▸ OBJECTIVE
Here are some records. Copy each one exactly.

** Begin **

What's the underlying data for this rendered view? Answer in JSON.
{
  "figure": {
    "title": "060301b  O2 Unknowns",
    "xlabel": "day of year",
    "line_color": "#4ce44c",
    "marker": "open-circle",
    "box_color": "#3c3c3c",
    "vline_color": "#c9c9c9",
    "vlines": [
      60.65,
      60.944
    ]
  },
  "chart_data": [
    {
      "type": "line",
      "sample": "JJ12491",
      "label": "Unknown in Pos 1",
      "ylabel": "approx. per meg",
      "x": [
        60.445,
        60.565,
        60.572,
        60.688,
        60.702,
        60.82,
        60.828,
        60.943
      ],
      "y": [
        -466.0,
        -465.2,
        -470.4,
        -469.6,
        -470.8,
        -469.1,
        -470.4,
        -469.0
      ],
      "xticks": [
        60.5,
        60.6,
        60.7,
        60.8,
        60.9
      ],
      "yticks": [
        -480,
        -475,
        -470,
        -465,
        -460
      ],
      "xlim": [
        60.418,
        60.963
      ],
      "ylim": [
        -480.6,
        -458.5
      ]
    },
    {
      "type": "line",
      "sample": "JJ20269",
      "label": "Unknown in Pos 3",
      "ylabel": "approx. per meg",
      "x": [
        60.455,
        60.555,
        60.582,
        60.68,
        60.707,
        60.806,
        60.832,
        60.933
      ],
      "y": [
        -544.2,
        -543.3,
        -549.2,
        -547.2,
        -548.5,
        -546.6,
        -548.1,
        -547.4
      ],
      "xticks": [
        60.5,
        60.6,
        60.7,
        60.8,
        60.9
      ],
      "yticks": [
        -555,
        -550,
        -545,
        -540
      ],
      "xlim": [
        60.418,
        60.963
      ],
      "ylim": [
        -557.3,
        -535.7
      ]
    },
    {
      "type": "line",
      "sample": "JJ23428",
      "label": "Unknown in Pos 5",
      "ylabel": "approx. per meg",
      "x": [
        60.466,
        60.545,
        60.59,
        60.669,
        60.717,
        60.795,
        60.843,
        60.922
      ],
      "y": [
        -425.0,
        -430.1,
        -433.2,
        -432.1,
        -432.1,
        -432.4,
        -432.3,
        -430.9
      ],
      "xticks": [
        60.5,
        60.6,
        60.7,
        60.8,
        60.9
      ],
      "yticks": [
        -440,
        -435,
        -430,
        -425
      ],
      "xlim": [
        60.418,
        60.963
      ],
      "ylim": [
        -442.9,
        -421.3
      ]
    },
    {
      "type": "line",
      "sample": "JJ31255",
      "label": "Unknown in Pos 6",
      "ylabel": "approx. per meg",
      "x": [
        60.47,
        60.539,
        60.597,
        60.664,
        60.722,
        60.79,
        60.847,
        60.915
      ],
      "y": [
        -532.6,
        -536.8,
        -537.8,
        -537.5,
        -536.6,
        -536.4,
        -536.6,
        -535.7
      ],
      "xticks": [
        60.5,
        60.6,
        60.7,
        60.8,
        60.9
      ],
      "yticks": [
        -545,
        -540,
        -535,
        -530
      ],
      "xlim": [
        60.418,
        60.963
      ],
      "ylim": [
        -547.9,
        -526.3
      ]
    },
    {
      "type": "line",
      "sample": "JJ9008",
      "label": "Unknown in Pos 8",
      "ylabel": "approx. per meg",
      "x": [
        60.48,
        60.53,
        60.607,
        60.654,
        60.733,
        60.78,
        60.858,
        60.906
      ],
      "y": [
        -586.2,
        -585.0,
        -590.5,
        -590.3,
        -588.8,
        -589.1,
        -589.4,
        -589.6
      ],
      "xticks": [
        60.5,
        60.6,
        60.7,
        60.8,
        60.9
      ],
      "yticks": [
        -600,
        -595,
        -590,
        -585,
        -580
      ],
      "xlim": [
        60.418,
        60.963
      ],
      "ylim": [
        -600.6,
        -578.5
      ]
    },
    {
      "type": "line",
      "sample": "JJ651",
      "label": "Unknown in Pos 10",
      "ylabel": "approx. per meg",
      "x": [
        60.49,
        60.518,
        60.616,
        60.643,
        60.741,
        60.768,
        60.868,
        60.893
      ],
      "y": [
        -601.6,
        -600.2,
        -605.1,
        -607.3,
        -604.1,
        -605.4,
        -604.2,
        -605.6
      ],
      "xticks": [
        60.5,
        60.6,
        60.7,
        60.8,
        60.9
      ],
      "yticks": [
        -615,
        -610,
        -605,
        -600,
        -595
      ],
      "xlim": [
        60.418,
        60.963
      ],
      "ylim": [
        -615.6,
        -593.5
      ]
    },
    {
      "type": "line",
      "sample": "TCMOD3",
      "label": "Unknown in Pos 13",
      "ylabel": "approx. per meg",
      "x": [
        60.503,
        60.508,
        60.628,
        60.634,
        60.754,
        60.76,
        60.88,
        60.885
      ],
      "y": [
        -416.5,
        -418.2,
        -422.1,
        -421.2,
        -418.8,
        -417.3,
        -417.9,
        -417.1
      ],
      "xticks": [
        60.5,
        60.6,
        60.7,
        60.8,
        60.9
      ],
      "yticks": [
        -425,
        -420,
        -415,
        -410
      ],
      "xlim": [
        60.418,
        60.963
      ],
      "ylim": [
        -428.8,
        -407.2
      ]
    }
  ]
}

** End **

▸ COMPLETE OUTPUT
What's the underlying data for this rendered view? Answer in JSON.
{
  "figure": {
    "title": "060301b  O2 Unknowns",
    "xlabel": "day of year",
    "line_color": "#4ce44c",
    "marker": "open-circle",
    "box_color": "#3c3c3c",
    "vline_color": "#c9c9c9",
    "vlines": [
      60.65,
      60.944
    ]
  },
  "chart_data": [
    {
      "type": "line",
      "sample": "JJ12491",
      "label": "Unknown in Pos 1",
      "ylabel": "approx. per meg",
      "x": [
        60.445,
        60.565,
        60.572,
        60.688,
        60.702,
        60.82,
        60.828,
        60.943
      ],
      "y": [
        -466.0,
        -465.2,
        -470.4,
        -469.6,
        -470.8,
        -469.1,
        -470.4,
        -469.0
      ],
      "xticks": [
        60.5,
        60.6,
        60.7,
        60.8,
        60.9
      ],
      "yticks": [
        -480,
        -475,
        -470,
        -465,
        -460
      ],
      "xlim": [
        60.418,
        60.963
      ],
      "ylim": [
        -480.6,
        -458.5
      ]
    },
    {
      "type": "line",
      "sample": "JJ20269",
      "label": "Unknown in Pos 3",
      "ylabel": "approx. per meg",
      "x": [
        60.455,
        60.555,
        60.582,
        60.68,
        60.707,
        60.806,
        60.832,
        60.933
      ],
      "y": [
        -544.2,
        -543.3,
        -549.2,
        -547.2,
        -548.5,
        -546.6,
        -548.1,
        -547.4
      ],
      "xticks": [
        60.5,
        60.6,
        60.7,
        60.8,
        60.9
      ],
      "yticks": [
        -555,
        -550,
        -545,
        -540
      ],
      "xlim": [
        60.418,
        60.963
      ],
      "ylim": [
        -557.3,
        -535.7
      ]
    },
    {
      "type": "line",
      "sample": "JJ23428",
      "label": "Unknown in Pos 5",
      "ylabel": "approx. per meg",
      "x": [
        60.466,
        60.545,
        60.59,
        60.669,
        60.717,
        60.795,
        60.843,
        60.922
      ],
      "y": [
        -425.0,
        -430.1,
        -433.2,
        -432.1,
        -432.1,
        -432.4,
        -432.3,
        -430.9
      ],
      "xticks": [
        60.5,
        60.6,
        60.7,
        60.8,
        60.9
      ],
      "yticks": [
        -440,
        -435,
        -430,
        -425
      ],
      "xlim": [
        60.418,
        60.963
      ],
      "ylim": [
        -442.9,
        -421.3
      ]
    },
    {
      "type": "line",
      "sample": "JJ31255",
      "label": "Unknown in Pos 6",
      "ylabel": "approx. per meg",
      "x": [
        60.47,
        60.539,
        60.597,
        60.664,
        60.722,
        60.79,
        60.847,
        60.915
      ],
      "y": [
        -532.6,
        -536.8,
        -537.8,
        -537.5,
        -536.6,
        -536.4,
        -536.6,
        -535.7
      ],
      "xticks": [
        60.5,
        60.6,
        60.7,
        60.8,
        60.9
      ],
      "yticks": [
        -545,
        -540,
        -535,
        -530
      ],
      "xlim": [
        60.418,
        60.963
      ],
      "ylim": [
        -547.9,
        -526.3
      ]
    },
    {
      "type": "line",
      "sample": "JJ9008",
      "label": "Unknown in Pos 8",
      "ylabel": "approx. per meg",
      "x": [
        60.48,
        60.53,
        60.607,
        60.654,
        60.733,
        60.78,
        60.858,
        60.906
      ],
      "y": [
        -586.2,
        -585.0,
        -590.5,
        -590.3,
        -588.8,
        -589.1,
        -589.4,
        -589.6
      ],
      "xticks": [
        60.5,
        60.6,
        60.7,
        60.8,
        60.9
      ],
      "yticks": [
        -600,
        -595,
        -590,
        -585,
        -580
      ],
      "xlim": [
        60.418,
        60.963
      ],
      "ylim": [
        -600.6,
        -578.5
      ]
    },
    {
      "type": "line",
      "sample": "JJ651",
      "label": "Unknown in Pos 10",
      "ylabel": "approx. per meg",
      "x": [
        60.49,
        60.518,
        60.616,
        60.643,
        60.741,
        60.768,
        60.868,
        60.893
      ],
      "y": [
        -601.6,
        -600.2,
        -605.1,
        -607.3,
        -604.1,
        -605.4,
        -604.2,
        -605.6
      ],
      "xticks": [
        60.5,
        60.6,
        60.7,
        60.8,
        60.9
      ],
      "yticks": [
        -615,
        -610,
        -605,
        -600,
        -595
      ],
      "xlim": [
        60.418,
        60.963
      ],
      "ylim": [
        -615.6,
        -593.5
      ]
    },
    {
      "type": "line",
      "sample": "TCMOD3",
      "label": "Unknown in Pos 13",
      "ylabel": "approx. per meg",
      "x": [
        60.503,
        60.508,
        60.628,
        60.634,
        60.754,
        60.76,
        60.88,
        60.885
      ],
      "y": [
        -416.5,
        -418.2,
        -422.1,
        -421.2,
        -418.8,
        -417.3,
        -417.9,
        -417.1
      ],
      "xticks": [
        60.5,
        60.6,
        60.7,
        60.8,
        60.9
      ],
      "yticks": [
        -425,
        -420,
        -415,
        -410
      ],
      "xlim": [
        60.418,
        60.963
      ],
      "ylim": [
        -428.8,
        -407.2
      ]
    }
  ]
}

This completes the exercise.